• **WHAT IS REQUIRED**
Scan the data. Collect each line that contains the word "substances".

• **PROVIDED ENTRIES**
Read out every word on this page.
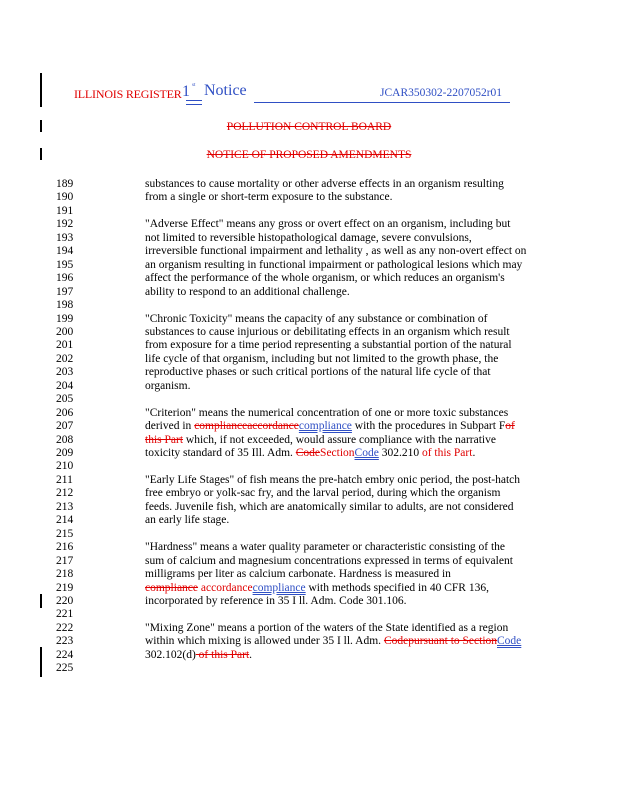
ILLINOIS REGISTER 1 st Notice	JCAR350302-2207052r01
POLLUTION CONTROL BOARD
NOTICE OF PROPOSED AMENDMENTS
189	substances to cause mortality or other adverse effects in an organism resulting
190	from a single or short-term exposure to the substance.
191
192	"Adverse Effect" means any gross or overt effect on an organism, including but
193	not limited to reversible histopathological damage, severe convulsions,
194	irreversible functional impairment and lethality , as well as any non-overt effect on
195	an organism resulting in functional impairment or pathological lesions which may
196	affect the performance of the whole organism, or which reduces an organism's
197	ability to respond to an additional challenge.
198
199	"Chronic Toxicity" means the capacity of any substance or combination of
200	substances to cause injurious or debilitating effects in an organism which result
201	from exposure for a time period representing a substantial portion of the natural
202	life cycle of that organism, including but not limited to the growth phase, the
203	reproductive phases or such critical portions of the natural life cycle of that
204	organism.
205
206	"Criterion" means the numerical concentration of one or more toxic substances
207	derived in complianceaccordancecompliance with the procedures in Subpart Fof
208	this Part which, if not exceeded, would assure compliance with the narrative
209	toxicity standard of 35 Ill. Adm. CodeSectionCode 302.210 of this Part.
210
211	"Early Life Stages" of fish means the pre-hatch embry onic period, the post-hatch
212	free embryo or yolk-sac fry, and the larval period, during which the organism
213	feeds. Juvenile fish, which are anatomically similar to adults, are not considered
214	an early life stage.
215
216	"Hardness" means a water quality parameter or characteristic consisting of the
217	sum of calcium and magnesium concentrations expressed in terms of equivalent
218	milligrams per liter as calcium carbonate. Hardness is measured in
219	compliance accordancecompliance with methods specified in 40 CFR 136,
220	incorporated by reference in 35 I ll. Adm. Code 301.106.
221
222	"Mixing Zone" means a portion of the waters of the State identified as a region
223	within which mixing is allowed under 35 I ll. Adm. Codepursuant to SectionCode
224	302.102(d) of this Part.
225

• **RESULT OF THIS EXERCISE**
189	substances to cause mortality or other adverse effects in an organism resulting
200	substances to cause injurious or debilitating effects in an organism which result
206	"Criterion" means the numerical concentration of one or more toxic substances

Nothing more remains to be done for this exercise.